▶ _EXTRACTED RECORDS_:
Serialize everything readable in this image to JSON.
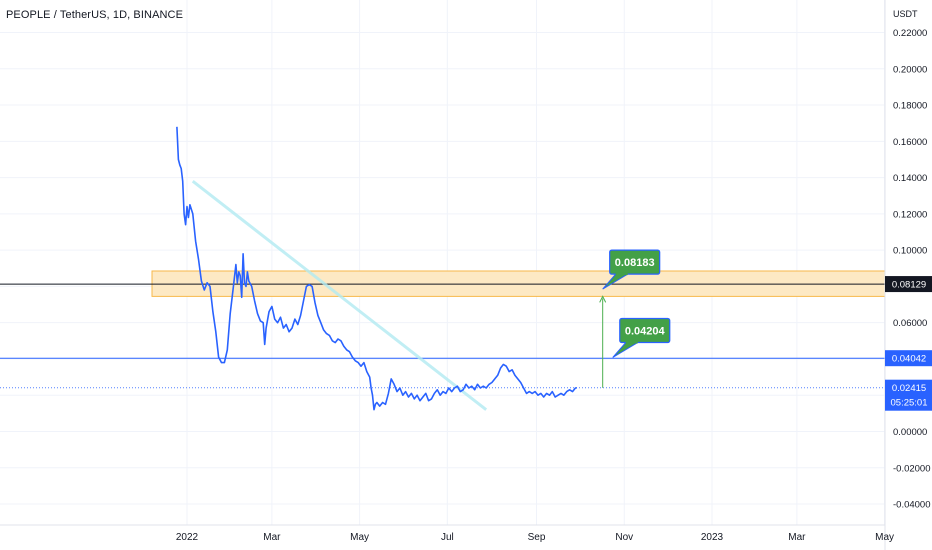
{
  "header": {
    "title": "PEOPLE / TetherUS, 1D, BINANCE",
    "axis_unit": "USDT"
  },
  "chart_data": {
    "type": "line",
    "title": "PEOPLE / TetherUS, 1D, BINANCE",
    "ylabel": "USDT",
    "ylim": [
      -0.05,
      0.225
    ],
    "grid": true,
    "y_ticks": [
      "0.22000",
      "0.20000",
      "0.18000",
      "0.16000",
      "0.14000",
      "0.12000",
      "0.10000",
      "0.08000",
      "0.06000",
      "0.04000",
      "0.02000",
      "0.00000",
      "-0.02000",
      "-0.04000"
    ],
    "x_ticks": [
      {
        "label": "2022",
        "date": "2022-01-01"
      },
      {
        "label": "Mar",
        "date": "2022-03-01"
      },
      {
        "label": "May",
        "date": "2022-05-01"
      },
      {
        "label": "Jul",
        "date": "2022-07-01"
      },
      {
        "label": "Sep",
        "date": "2022-09-01"
      },
      {
        "label": "Nov",
        "date": "2022-11-01"
      },
      {
        "label": "2023",
        "date": "2023-01-01"
      },
      {
        "label": "Mar",
        "date": "2023-03-01"
      },
      {
        "label": "May",
        "date": "2023-05-01"
      }
    ],
    "series": [
      {
        "color": "#2962ff",
        "points": [
          [
            "2021-12-25",
            0.168
          ],
          [
            "2021-12-26",
            0.15
          ],
          [
            "2021-12-27",
            0.147
          ],
          [
            "2021-12-28",
            0.145
          ],
          [
            "2021-12-29",
            0.138
          ],
          [
            "2021-12-30",
            0.12
          ],
          [
            "2021-12-31",
            0.114
          ],
          [
            "2022-01-01",
            0.124
          ],
          [
            "2022-01-02",
            0.118
          ],
          [
            "2022-01-03",
            0.125
          ],
          [
            "2022-01-05",
            0.12
          ],
          [
            "2022-01-07",
            0.105
          ],
          [
            "2022-01-09",
            0.095
          ],
          [
            "2022-01-11",
            0.083
          ],
          [
            "2022-01-13",
            0.078
          ],
          [
            "2022-01-15",
            0.082
          ],
          [
            "2022-01-17",
            0.08
          ],
          [
            "2022-01-19",
            0.066
          ],
          [
            "2022-01-21",
            0.055
          ],
          [
            "2022-01-23",
            0.041
          ],
          [
            "2022-01-25",
            0.038
          ],
          [
            "2022-01-27",
            0.038
          ],
          [
            "2022-01-29",
            0.045
          ],
          [
            "2022-01-31",
            0.065
          ],
          [
            "2022-02-02",
            0.078
          ],
          [
            "2022-02-04",
            0.092
          ],
          [
            "2022-02-05",
            0.082
          ],
          [
            "2022-02-06",
            0.088
          ],
          [
            "2022-02-07",
            0.086
          ],
          [
            "2022-02-08",
            0.074
          ],
          [
            "2022-02-09",
            0.098
          ],
          [
            "2022-02-10",
            0.082
          ],
          [
            "2022-02-11",
            0.08
          ],
          [
            "2022-02-12",
            0.088
          ],
          [
            "2022-02-13",
            0.083
          ],
          [
            "2022-02-15",
            0.08
          ],
          [
            "2022-02-17",
            0.072
          ],
          [
            "2022-02-19",
            0.065
          ],
          [
            "2022-02-21",
            0.061
          ],
          [
            "2022-02-23",
            0.06
          ],
          [
            "2022-02-24",
            0.048
          ],
          [
            "2022-02-25",
            0.057
          ],
          [
            "2022-02-27",
            0.066
          ],
          [
            "2022-03-01",
            0.069
          ],
          [
            "2022-03-03",
            0.062
          ],
          [
            "2022-03-05",
            0.06
          ],
          [
            "2022-03-07",
            0.063
          ],
          [
            "2022-03-09",
            0.057
          ],
          [
            "2022-03-11",
            0.059
          ],
          [
            "2022-03-13",
            0.055
          ],
          [
            "2022-03-15",
            0.057
          ],
          [
            "2022-03-17",
            0.062
          ],
          [
            "2022-03-19",
            0.059
          ],
          [
            "2022-03-21",
            0.064
          ],
          [
            "2022-03-23",
            0.072
          ],
          [
            "2022-03-25",
            0.08
          ],
          [
            "2022-03-27",
            0.081
          ],
          [
            "2022-03-29",
            0.08
          ],
          [
            "2022-03-31",
            0.071
          ],
          [
            "2022-04-02",
            0.064
          ],
          [
            "2022-04-04",
            0.06
          ],
          [
            "2022-04-06",
            0.056
          ],
          [
            "2022-04-08",
            0.054
          ],
          [
            "2022-04-10",
            0.053
          ],
          [
            "2022-04-12",
            0.05
          ],
          [
            "2022-04-14",
            0.049
          ],
          [
            "2022-04-16",
            0.051
          ],
          [
            "2022-04-18",
            0.05
          ],
          [
            "2022-04-20",
            0.047
          ],
          [
            "2022-04-22",
            0.045
          ],
          [
            "2022-04-24",
            0.044
          ],
          [
            "2022-04-26",
            0.041
          ],
          [
            "2022-04-28",
            0.039
          ],
          [
            "2022-04-30",
            0.038
          ],
          [
            "2022-05-02",
            0.036
          ],
          [
            "2022-05-04",
            0.038
          ],
          [
            "2022-05-06",
            0.033
          ],
          [
            "2022-05-08",
            0.03
          ],
          [
            "2022-05-09",
            0.024
          ],
          [
            "2022-05-10",
            0.02
          ],
          [
            "2022-05-11",
            0.012
          ],
          [
            "2022-05-12",
            0.015
          ],
          [
            "2022-05-13",
            0.016
          ],
          [
            "2022-05-15",
            0.014
          ],
          [
            "2022-05-17",
            0.016
          ],
          [
            "2022-05-19",
            0.015
          ],
          [
            "2022-05-21",
            0.021
          ],
          [
            "2022-05-23",
            0.029
          ],
          [
            "2022-05-25",
            0.026
          ],
          [
            "2022-05-27",
            0.022
          ],
          [
            "2022-05-29",
            0.024
          ],
          [
            "2022-05-31",
            0.02
          ],
          [
            "2022-06-02",
            0.022
          ],
          [
            "2022-06-04",
            0.019
          ],
          [
            "2022-06-06",
            0.021
          ],
          [
            "2022-06-08",
            0.018
          ],
          [
            "2022-06-10",
            0.02
          ],
          [
            "2022-06-12",
            0.017
          ],
          [
            "2022-06-14",
            0.019
          ],
          [
            "2022-06-16",
            0.021
          ],
          [
            "2022-06-18",
            0.017
          ],
          [
            "2022-06-20",
            0.018
          ],
          [
            "2022-06-22",
            0.021
          ],
          [
            "2022-06-24",
            0.023
          ],
          [
            "2022-06-26",
            0.02
          ],
          [
            "2022-06-28",
            0.022
          ],
          [
            "2022-06-30",
            0.021
          ],
          [
            "2022-07-02",
            0.024
          ],
          [
            "2022-07-04",
            0.022
          ],
          [
            "2022-07-06",
            0.024
          ],
          [
            "2022-07-08",
            0.025
          ],
          [
            "2022-07-10",
            0.022
          ],
          [
            "2022-07-12",
            0.023
          ],
          [
            "2022-07-14",
            0.026
          ],
          [
            "2022-07-16",
            0.024
          ],
          [
            "2022-07-18",
            0.025
          ],
          [
            "2022-07-20",
            0.023
          ],
          [
            "2022-07-22",
            0.026
          ],
          [
            "2022-07-24",
            0.024
          ],
          [
            "2022-07-26",
            0.025
          ],
          [
            "2022-07-28",
            0.024
          ],
          [
            "2022-07-30",
            0.026
          ],
          [
            "2022-08-01",
            0.027
          ],
          [
            "2022-08-03",
            0.029
          ],
          [
            "2022-08-05",
            0.031
          ],
          [
            "2022-08-07",
            0.035
          ],
          [
            "2022-08-09",
            0.037
          ],
          [
            "2022-08-11",
            0.036
          ],
          [
            "2022-08-13",
            0.033
          ],
          [
            "2022-08-15",
            0.034
          ],
          [
            "2022-08-17",
            0.031
          ],
          [
            "2022-08-19",
            0.029
          ],
          [
            "2022-08-21",
            0.027
          ],
          [
            "2022-08-23",
            0.024
          ],
          [
            "2022-08-25",
            0.021
          ],
          [
            "2022-08-27",
            0.022
          ],
          [
            "2022-08-29",
            0.021
          ],
          [
            "2022-08-31",
            0.022
          ],
          [
            "2022-09-02",
            0.02
          ],
          [
            "2022-09-04",
            0.021
          ],
          [
            "2022-09-06",
            0.019
          ],
          [
            "2022-09-08",
            0.021
          ],
          [
            "2022-09-10",
            0.02
          ],
          [
            "2022-09-12",
            0.022
          ],
          [
            "2022-09-14",
            0.019
          ],
          [
            "2022-09-16",
            0.02
          ],
          [
            "2022-09-18",
            0.021
          ],
          [
            "2022-09-20",
            0.02
          ],
          [
            "2022-09-22",
            0.022
          ],
          [
            "2022-09-24",
            0.023
          ],
          [
            "2022-09-26",
            0.022
          ],
          [
            "2022-09-28",
            0.024
          ],
          [
            "2022-09-29",
            0.0241
          ]
        ]
      }
    ],
    "annotations": {
      "resistance_zone": {
        "from": 0.0745,
        "to": 0.0885,
        "fill": "#fde9c4",
        "stroke": "#f7b84a"
      },
      "black_level": {
        "value": 0.08129,
        "label": "0.08129",
        "color": "#131722"
      },
      "blue_level": {
        "value": 0.04042,
        "label": "0.04042",
        "color": "#2962ff"
      },
      "current_price": {
        "value": 0.02415,
        "label": "0.02415",
        "countdown": "05:25:01",
        "color": "#2962ff"
      },
      "trendline": {
        "from": [
          "2022-01-05",
          0.138
        ],
        "to": [
          "2022-07-28",
          0.012
        ],
        "color": "#b2ebf2"
      },
      "target_arrow": {
        "date": "2022-10-17",
        "from": 0.0241,
        "to": 0.0745,
        "color": "#4caf50"
      },
      "callouts": [
        {
          "label": "0.08183",
          "anchor": [
            "2022-10-17",
            0.0785
          ],
          "fill": "#43a047"
        },
        {
          "label": "0.04204",
          "anchor": [
            "2022-10-24",
            0.0408
          ],
          "fill": "#43a047"
        }
      ]
    }
  }
}
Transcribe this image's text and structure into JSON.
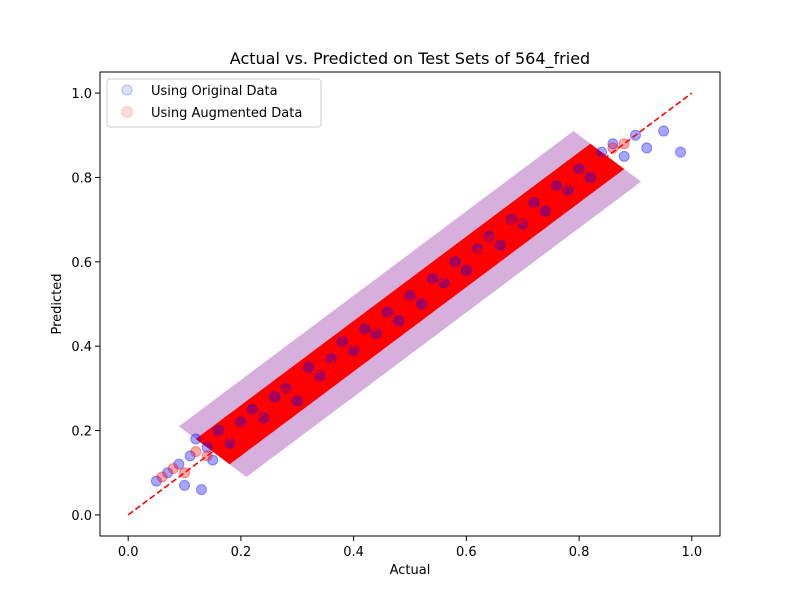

▶ _WRITTEN TASK_: Pull every line containing the word "date" out of the material and copy it.

▶ _TASK RESULT_:
        "date": "2022-01-01"
        "date": "2022-03-01"
        "date": "2022-05-01"
        "date": "2022-07-01"
        "date": "2022-09-01"
        "date": "2022-11-01"
        "date": "2023-01-01"
        "date": "2023-03-01"
        "date": "2023-05-01"
        "date": "2022-10-17",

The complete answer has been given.